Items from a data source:

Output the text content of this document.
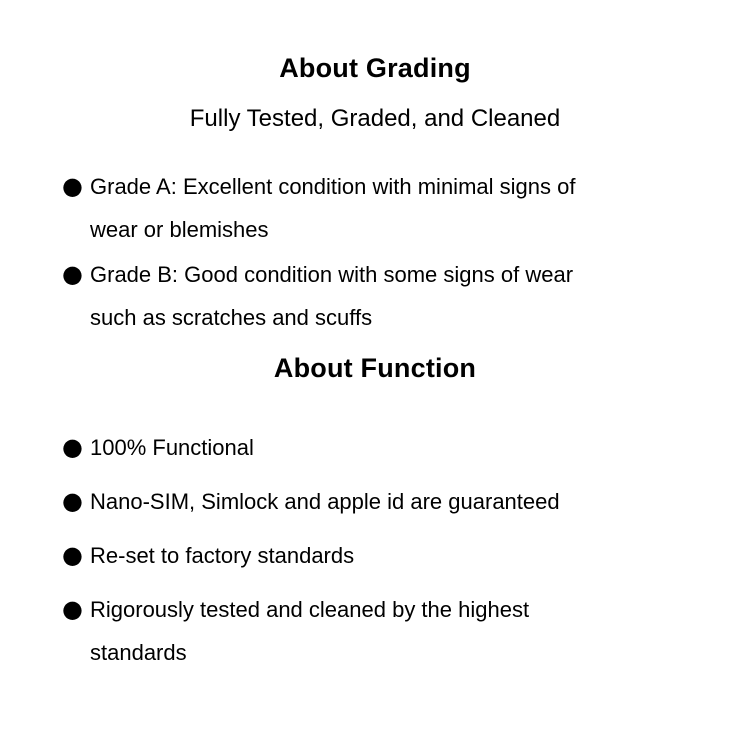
About Grading

Fully Tested, Graded, and Cleaned

● Grade A: Excellent condition with minimal signs of
wear or blemishes
● Grade B: Good condition with some signs of wear
such as scratches and scuffs
About Function
● 100% Functional
● Nano-SIM, Simlock and apple id are guaranteed
● Re-set to factory standards
● Rigorously tested and cleaned by the highest
standards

# INSTRUCTION:
Write the listing out a second time exactly, dropping all images.

# RESPONSE:
Output the text content of this document.
About Grading

Fully Tested, Graded, and Cleaned

● Grade A: Excellent condition with minimal signs of
wear or blemishes
● Grade B: Good condition with some signs of wear
such as scratches and scuffs
About Function
● 100% Functional
● Nano-SIM, Simlock and apple id are guaranteed
● Re-set to factory standards
● Rigorously tested and cleaned by the highest
standards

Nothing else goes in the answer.